• Records for this task:
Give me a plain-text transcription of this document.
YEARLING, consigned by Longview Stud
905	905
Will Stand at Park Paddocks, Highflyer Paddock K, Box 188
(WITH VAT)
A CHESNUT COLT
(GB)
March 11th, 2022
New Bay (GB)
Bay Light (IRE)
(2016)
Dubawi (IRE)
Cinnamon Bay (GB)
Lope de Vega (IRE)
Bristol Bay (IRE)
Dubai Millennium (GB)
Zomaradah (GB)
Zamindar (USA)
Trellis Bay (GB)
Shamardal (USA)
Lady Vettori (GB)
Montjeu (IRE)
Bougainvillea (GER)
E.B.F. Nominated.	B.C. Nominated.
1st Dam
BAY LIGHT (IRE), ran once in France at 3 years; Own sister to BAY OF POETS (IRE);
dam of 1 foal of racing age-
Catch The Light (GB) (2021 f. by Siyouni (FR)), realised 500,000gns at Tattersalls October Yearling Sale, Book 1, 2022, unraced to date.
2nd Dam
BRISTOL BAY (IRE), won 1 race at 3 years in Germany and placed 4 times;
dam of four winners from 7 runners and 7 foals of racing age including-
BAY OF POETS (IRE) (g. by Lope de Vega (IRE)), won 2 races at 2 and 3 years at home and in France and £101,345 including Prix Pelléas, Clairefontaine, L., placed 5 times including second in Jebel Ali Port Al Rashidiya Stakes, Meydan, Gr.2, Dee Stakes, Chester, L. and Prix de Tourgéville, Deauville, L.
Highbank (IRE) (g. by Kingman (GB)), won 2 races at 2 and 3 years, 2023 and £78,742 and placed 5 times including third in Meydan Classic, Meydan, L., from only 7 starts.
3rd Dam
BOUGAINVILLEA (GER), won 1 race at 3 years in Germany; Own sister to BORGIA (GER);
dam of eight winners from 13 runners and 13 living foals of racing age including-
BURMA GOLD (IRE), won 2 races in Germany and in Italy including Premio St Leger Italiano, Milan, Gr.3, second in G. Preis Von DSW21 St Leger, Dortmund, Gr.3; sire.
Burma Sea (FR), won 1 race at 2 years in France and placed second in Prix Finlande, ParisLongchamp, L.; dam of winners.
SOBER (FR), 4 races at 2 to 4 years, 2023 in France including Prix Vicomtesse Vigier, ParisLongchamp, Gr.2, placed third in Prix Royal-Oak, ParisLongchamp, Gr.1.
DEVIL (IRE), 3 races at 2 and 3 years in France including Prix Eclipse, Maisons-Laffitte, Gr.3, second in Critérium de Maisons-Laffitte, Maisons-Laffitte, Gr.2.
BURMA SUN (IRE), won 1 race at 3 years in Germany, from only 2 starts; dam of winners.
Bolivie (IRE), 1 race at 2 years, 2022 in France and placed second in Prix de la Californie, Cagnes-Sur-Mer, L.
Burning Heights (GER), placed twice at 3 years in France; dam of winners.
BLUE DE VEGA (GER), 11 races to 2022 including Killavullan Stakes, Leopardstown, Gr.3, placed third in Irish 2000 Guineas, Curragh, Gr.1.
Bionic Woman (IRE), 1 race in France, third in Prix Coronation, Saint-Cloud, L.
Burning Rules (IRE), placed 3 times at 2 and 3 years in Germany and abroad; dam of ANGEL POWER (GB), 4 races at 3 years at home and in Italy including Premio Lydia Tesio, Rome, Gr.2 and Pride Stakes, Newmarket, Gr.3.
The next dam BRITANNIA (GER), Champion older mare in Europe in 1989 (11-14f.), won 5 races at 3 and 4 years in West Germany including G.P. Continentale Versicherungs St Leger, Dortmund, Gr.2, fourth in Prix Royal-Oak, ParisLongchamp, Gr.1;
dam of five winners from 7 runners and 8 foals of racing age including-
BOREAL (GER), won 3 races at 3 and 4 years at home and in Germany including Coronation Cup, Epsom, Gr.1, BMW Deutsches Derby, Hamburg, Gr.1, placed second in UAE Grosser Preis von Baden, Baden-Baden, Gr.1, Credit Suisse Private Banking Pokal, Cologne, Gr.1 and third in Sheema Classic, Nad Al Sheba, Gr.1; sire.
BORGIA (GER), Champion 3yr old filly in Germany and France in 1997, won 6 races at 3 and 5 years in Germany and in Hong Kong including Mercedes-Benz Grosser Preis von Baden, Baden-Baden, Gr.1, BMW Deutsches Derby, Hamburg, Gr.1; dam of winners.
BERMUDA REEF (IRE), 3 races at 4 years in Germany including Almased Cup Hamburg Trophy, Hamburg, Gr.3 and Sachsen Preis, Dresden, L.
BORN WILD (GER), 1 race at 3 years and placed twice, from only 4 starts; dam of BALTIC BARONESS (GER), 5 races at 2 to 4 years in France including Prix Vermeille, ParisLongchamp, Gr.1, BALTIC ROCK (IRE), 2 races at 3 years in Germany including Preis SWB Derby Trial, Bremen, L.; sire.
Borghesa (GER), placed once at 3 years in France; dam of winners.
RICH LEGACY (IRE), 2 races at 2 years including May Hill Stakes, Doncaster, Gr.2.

• Task description:
Output every line above without altering anything.

• Task solution:
Give me a plain-text transcription of this document.
YEARLING, consigned by Longview Stud
905	905
Will Stand at Park Paddocks, Highflyer Paddock K, Box 188
(WITH VAT)
A CHESNUT COLT
(GB)
March 11th, 2022
New Bay (GB)
Bay Light (IRE)
(2016)
Dubawi (IRE)
Cinnamon Bay (GB)
Lope de Vega (IRE)
Bristol Bay (IRE)
Dubai Millennium (GB)
Zomaradah (GB)
Zamindar (USA)
Trellis Bay (GB)
Shamardal (USA)
Lady Vettori (GB)
Montjeu (IRE)
Bougainvillea (GER)
E.B.F. Nominated.	B.C. Nominated.
1st Dam
BAY LIGHT (IRE), ran once in France at 3 years; Own sister to BAY OF POETS (IRE);
dam of 1 foal of racing age-
Catch The Light (GB) (2021 f. by Siyouni (FR)), realised 500,000gns at Tattersalls October Yearling Sale, Book 1, 2022, unraced to date.
2nd Dam
BRISTOL BAY (IRE), won 1 race at 3 years in Germany and placed 4 times;
dam of four winners from 7 runners and 7 foals of racing age including-
BAY OF POETS (IRE) (g. by Lope de Vega (IRE)), won 2 races at 2 and 3 years at home and in France and £101,345 including Prix Pelléas, Clairefontaine, L., placed 5 times including second in Jebel Ali Port Al Rashidiya Stakes, Meydan, Gr.2, Dee Stakes, Chester, L. and Prix de Tourgéville, Deauville, L.
Highbank (IRE) (g. by Kingman (GB)), won 2 races at 2 and 3 years, 2023 and £78,742 and placed 5 times including third in Meydan Classic, Meydan, L., from only 7 starts.
3rd Dam
BOUGAINVILLEA (GER), won 1 race at 3 years in Germany; Own sister to BORGIA (GER);
dam of eight winners from 13 runners and 13 living foals of racing age including-
BURMA GOLD (IRE), won 2 races in Germany and in Italy including Premio St Leger Italiano, Milan, Gr.3, second in G. Preis Von DSW21 St Leger, Dortmund, Gr.3; sire.
Burma Sea (FR), won 1 race at 2 years in France and placed second in Prix Finlande, ParisLongchamp, L.; dam of winners.
SOBER (FR), 4 races at 2 to 4 years, 2023 in France including Prix Vicomtesse Vigier, ParisLongchamp, Gr.2, placed third in Prix Royal-Oak, ParisLongchamp, Gr.1.
DEVIL (IRE), 3 races at 2 and 3 years in France including Prix Eclipse, Maisons-Laffitte, Gr.3, second in Critérium de Maisons-Laffitte, Maisons-Laffitte, Gr.2.
BURMA SUN (IRE), won 1 race at 3 years in Germany, from only 2 starts; dam of winners.
Bolivie (IRE), 1 race at 2 years, 2022 in France and placed second in Prix de la Californie, Cagnes-Sur-Mer, L.
Burning Heights (GER), placed twice at 3 years in France; dam of winners.
BLUE DE VEGA (GER), 11 races to 2022 including Killavullan Stakes, Leopardstown, Gr.3, placed third in Irish 2000 Guineas, Curragh, Gr.1.
Bionic Woman (IRE), 1 race in France, third in Prix Coronation, Saint-Cloud, L.
Burning Rules (IRE), placed 3 times at 2 and 3 years in Germany and abroad; dam of ANGEL POWER (GB), 4 races at 3 years at home and in Italy including Premio Lydia Tesio, Rome, Gr.2 and Pride Stakes, Newmarket, Gr.3.
The next dam BRITANNIA (GER), Champion older mare in Europe in 1989 (11-14f.), won 5 races at 3 and 4 years in West Germany including G.P. Continentale Versicherungs St Leger, Dortmund, Gr.2, fourth in Prix Royal-Oak, ParisLongchamp, Gr.1;
dam of five winners from 7 runners and 8 foals of racing age including-
BOREAL (GER), won 3 races at 3 and 4 years at home and in Germany including Coronation Cup, Epsom, Gr.1, BMW Deutsches Derby, Hamburg, Gr.1, placed second in UAE Grosser Preis von Baden, Baden-Baden, Gr.1, Credit Suisse Private Banking Pokal, Cologne, Gr.1 and third in Sheema Classic, Nad Al Sheba, Gr.1; sire.
BORGIA (GER), Champion 3yr old filly in Germany and France in 1997, won 6 races at 3 and 5 years in Germany and in Hong Kong including Mercedes-Benz Grosser Preis von Baden, Baden-Baden, Gr.1, BMW Deutsches Derby, Hamburg, Gr.1; dam of winners.
BERMUDA REEF (IRE), 3 races at 4 years in Germany including Almased Cup Hamburg Trophy, Hamburg, Gr.3 and Sachsen Preis, Dresden, L.
BORN WILD (GER), 1 race at 3 years and placed twice, from only 4 starts; dam of BALTIC BARONESS (GER), 5 races at 2 to 4 years in France including Prix Vermeille, ParisLongchamp, Gr.1, BALTIC ROCK (IRE), 2 races at 3 years in Germany including Preis SWB Derby Trial, Bremen, L.; sire.
Borghesa (GER), placed once at 3 years in France; dam of winners.
RICH LEGACY (IRE), 2 races at 2 years including May Hill Stakes, Doncaster, Gr.2.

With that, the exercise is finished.